* **STATED GOAL**
Gather all lines with the word "โอกาสเปล" in them.

--------------------------------------------------

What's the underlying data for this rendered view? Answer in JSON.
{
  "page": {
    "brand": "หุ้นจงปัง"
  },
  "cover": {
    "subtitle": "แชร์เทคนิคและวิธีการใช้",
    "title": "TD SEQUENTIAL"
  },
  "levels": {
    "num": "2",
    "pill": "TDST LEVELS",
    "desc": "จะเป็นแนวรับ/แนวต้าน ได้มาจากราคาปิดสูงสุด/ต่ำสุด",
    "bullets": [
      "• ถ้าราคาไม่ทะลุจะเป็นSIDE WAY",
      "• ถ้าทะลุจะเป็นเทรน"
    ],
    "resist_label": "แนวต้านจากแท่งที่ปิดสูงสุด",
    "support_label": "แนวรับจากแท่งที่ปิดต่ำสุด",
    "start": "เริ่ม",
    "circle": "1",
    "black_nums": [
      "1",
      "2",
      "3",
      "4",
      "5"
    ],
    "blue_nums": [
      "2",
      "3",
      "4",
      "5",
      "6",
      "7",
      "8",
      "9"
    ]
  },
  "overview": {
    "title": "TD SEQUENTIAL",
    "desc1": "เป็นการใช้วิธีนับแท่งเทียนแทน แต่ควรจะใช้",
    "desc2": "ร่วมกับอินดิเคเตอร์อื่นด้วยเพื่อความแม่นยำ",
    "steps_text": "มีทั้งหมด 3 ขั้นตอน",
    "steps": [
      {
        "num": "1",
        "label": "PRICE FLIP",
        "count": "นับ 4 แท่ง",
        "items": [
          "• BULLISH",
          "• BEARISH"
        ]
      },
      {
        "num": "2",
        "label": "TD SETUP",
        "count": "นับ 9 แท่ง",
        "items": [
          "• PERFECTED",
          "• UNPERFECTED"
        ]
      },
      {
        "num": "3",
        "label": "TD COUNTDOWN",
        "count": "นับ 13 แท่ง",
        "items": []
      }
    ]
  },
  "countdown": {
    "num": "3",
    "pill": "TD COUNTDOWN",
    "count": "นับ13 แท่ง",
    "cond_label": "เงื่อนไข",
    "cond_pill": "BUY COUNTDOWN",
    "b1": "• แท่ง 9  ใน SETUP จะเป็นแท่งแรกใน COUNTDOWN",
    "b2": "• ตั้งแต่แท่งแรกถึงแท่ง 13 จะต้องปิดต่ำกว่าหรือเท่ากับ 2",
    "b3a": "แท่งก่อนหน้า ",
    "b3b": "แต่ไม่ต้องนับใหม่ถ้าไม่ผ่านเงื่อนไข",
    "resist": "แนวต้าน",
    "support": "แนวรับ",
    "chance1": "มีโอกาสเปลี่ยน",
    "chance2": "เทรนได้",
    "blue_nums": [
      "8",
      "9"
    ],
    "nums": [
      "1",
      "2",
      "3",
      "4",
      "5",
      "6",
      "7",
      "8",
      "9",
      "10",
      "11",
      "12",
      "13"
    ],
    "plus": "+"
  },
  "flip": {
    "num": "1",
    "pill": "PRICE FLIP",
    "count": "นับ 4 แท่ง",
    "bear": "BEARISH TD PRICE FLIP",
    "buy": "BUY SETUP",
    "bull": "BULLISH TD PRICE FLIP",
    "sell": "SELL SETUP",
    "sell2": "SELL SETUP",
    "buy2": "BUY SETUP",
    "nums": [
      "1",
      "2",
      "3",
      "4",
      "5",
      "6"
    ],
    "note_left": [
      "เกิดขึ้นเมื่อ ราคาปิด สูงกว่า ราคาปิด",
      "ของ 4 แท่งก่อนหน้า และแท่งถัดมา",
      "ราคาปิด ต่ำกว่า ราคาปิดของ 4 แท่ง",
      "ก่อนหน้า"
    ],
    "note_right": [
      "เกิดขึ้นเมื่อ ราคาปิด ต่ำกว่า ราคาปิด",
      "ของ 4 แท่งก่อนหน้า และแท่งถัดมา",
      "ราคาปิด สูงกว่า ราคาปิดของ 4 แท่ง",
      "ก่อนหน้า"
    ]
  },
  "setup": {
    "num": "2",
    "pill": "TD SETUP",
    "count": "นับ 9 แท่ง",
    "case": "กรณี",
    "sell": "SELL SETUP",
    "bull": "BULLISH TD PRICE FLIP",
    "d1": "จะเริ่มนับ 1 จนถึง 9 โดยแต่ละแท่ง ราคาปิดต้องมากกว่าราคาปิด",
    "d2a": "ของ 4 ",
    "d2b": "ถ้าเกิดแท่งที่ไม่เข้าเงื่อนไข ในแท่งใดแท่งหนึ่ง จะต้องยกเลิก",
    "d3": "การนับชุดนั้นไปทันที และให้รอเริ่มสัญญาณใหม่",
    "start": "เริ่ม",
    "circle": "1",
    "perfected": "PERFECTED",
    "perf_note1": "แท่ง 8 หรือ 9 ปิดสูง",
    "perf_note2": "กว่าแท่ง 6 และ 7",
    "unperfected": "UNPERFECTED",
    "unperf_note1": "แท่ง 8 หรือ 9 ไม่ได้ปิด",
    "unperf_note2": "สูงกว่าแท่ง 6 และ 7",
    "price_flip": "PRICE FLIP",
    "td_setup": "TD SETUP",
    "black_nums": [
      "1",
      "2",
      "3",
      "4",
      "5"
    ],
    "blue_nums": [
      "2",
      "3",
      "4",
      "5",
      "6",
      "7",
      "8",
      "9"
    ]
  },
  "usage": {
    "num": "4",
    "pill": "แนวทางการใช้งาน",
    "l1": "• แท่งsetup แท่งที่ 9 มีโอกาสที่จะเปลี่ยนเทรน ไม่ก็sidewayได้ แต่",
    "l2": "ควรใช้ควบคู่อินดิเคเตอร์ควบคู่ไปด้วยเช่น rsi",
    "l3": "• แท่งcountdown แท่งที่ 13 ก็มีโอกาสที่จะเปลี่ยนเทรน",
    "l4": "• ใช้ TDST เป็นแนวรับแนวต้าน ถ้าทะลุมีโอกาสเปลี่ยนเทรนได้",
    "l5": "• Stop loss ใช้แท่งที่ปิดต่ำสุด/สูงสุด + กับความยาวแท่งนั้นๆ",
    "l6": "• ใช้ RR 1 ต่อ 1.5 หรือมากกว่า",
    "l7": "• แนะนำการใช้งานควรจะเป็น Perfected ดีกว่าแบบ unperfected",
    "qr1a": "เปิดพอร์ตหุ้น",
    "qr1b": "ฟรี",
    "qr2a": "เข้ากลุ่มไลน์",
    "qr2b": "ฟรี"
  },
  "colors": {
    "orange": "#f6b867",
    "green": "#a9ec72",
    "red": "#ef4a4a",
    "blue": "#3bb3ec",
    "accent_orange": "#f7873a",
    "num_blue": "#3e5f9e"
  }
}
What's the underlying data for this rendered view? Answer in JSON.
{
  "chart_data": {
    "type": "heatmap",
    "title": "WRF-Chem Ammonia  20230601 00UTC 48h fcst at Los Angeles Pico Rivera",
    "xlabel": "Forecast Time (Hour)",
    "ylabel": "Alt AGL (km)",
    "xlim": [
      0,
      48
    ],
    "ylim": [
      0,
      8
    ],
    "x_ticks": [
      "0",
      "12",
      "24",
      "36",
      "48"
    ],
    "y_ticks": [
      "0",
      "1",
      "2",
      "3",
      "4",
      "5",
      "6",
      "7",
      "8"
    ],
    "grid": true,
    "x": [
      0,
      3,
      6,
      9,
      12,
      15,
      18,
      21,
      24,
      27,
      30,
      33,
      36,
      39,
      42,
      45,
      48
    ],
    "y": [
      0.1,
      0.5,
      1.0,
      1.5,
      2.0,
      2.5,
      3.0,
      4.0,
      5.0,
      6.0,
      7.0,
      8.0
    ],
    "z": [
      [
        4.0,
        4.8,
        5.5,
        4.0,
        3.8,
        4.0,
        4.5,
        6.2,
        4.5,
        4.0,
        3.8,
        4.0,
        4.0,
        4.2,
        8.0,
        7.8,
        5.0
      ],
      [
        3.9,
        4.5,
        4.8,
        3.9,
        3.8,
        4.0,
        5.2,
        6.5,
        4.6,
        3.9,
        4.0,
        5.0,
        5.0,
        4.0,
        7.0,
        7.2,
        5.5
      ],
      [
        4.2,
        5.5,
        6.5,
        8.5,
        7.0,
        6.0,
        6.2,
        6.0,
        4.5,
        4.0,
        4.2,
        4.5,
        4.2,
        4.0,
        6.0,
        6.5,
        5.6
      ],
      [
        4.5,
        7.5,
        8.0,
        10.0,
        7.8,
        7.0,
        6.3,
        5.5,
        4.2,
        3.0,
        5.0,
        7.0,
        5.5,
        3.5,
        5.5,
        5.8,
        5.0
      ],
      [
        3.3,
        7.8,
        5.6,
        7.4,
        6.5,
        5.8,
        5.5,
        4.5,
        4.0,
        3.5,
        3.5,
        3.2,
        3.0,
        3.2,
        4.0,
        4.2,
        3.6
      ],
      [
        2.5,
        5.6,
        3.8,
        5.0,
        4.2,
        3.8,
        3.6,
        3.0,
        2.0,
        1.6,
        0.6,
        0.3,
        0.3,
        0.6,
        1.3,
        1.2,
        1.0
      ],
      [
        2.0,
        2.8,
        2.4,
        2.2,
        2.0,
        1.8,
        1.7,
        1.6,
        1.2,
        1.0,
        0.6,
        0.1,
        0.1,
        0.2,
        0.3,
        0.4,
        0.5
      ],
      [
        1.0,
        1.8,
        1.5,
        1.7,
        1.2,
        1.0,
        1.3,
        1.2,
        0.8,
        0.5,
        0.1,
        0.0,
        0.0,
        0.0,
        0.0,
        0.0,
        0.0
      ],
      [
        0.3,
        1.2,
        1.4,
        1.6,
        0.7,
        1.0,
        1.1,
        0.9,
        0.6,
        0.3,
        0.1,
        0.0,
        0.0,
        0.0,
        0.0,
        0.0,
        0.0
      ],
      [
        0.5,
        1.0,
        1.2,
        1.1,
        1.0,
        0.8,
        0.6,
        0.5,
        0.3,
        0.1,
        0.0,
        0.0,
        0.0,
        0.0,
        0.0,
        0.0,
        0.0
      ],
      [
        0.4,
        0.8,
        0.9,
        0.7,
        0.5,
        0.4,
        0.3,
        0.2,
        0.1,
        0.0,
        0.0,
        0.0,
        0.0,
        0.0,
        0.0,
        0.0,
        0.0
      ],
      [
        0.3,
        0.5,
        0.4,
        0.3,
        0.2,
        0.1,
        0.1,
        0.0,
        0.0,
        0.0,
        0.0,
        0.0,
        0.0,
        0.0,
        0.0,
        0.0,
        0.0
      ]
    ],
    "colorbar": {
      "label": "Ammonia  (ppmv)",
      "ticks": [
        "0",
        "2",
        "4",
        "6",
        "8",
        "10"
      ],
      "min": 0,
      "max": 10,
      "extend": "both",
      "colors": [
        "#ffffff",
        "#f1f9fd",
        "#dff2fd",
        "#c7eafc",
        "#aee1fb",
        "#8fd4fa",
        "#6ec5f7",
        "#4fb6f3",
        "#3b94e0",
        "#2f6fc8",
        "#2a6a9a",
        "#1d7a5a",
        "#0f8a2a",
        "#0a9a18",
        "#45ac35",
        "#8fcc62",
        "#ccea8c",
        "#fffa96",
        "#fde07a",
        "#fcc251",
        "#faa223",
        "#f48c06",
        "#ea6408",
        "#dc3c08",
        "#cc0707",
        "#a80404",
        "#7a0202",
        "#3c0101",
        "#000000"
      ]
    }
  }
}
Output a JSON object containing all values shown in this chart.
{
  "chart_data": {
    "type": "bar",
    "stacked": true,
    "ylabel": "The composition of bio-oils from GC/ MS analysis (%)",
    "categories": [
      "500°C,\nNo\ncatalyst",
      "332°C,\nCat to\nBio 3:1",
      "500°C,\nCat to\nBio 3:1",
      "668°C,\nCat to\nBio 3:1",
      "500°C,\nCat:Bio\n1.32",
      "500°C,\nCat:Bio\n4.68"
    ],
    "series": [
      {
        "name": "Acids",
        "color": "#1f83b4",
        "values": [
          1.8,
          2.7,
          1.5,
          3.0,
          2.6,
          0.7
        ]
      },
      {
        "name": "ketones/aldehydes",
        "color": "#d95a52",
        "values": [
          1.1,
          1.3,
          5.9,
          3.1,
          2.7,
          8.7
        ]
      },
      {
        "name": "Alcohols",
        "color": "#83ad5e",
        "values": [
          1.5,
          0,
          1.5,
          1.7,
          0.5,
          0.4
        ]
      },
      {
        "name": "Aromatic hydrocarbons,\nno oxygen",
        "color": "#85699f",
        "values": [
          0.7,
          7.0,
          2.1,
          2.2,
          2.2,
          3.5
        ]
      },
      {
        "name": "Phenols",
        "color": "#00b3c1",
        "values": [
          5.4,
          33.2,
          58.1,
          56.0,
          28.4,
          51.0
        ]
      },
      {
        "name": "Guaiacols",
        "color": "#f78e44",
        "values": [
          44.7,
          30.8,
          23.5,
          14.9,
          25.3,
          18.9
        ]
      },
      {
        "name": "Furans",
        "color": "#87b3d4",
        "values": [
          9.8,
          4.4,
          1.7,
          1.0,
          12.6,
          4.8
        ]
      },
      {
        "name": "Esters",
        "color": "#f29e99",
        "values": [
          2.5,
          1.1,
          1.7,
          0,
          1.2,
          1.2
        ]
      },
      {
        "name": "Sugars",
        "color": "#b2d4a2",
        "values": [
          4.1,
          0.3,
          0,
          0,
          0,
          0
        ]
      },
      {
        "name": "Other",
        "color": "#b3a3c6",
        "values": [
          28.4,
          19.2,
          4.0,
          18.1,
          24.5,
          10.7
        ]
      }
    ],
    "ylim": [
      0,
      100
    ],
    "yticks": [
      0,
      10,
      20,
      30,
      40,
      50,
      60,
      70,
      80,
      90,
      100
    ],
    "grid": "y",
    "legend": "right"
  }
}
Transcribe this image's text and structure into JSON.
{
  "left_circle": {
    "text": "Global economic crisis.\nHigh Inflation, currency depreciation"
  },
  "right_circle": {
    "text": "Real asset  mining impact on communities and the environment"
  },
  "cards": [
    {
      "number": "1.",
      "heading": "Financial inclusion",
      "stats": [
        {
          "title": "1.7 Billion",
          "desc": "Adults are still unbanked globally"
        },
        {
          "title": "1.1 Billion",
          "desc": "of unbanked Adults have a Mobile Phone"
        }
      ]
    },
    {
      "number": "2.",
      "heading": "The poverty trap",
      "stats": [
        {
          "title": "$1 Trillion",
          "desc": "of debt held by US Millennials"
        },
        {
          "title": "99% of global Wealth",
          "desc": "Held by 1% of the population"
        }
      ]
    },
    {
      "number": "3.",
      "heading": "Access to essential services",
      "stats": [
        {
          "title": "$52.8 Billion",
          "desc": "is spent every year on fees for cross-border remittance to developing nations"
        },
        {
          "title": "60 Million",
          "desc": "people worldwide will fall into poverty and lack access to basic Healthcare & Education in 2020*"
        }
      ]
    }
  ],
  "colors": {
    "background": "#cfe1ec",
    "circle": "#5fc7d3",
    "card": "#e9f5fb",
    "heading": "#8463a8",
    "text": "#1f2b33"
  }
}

--------------------------------------------------

* **SOLUTION TO THE PROBLEM**
    "chance1": "มีโอกาสเปลี่ยน",
    "l4": "• ใช้ TDST เป็นแนวรับแนวต้าน ถ้าทะลุมีโอกาสเปลี่ยนเทรนได้",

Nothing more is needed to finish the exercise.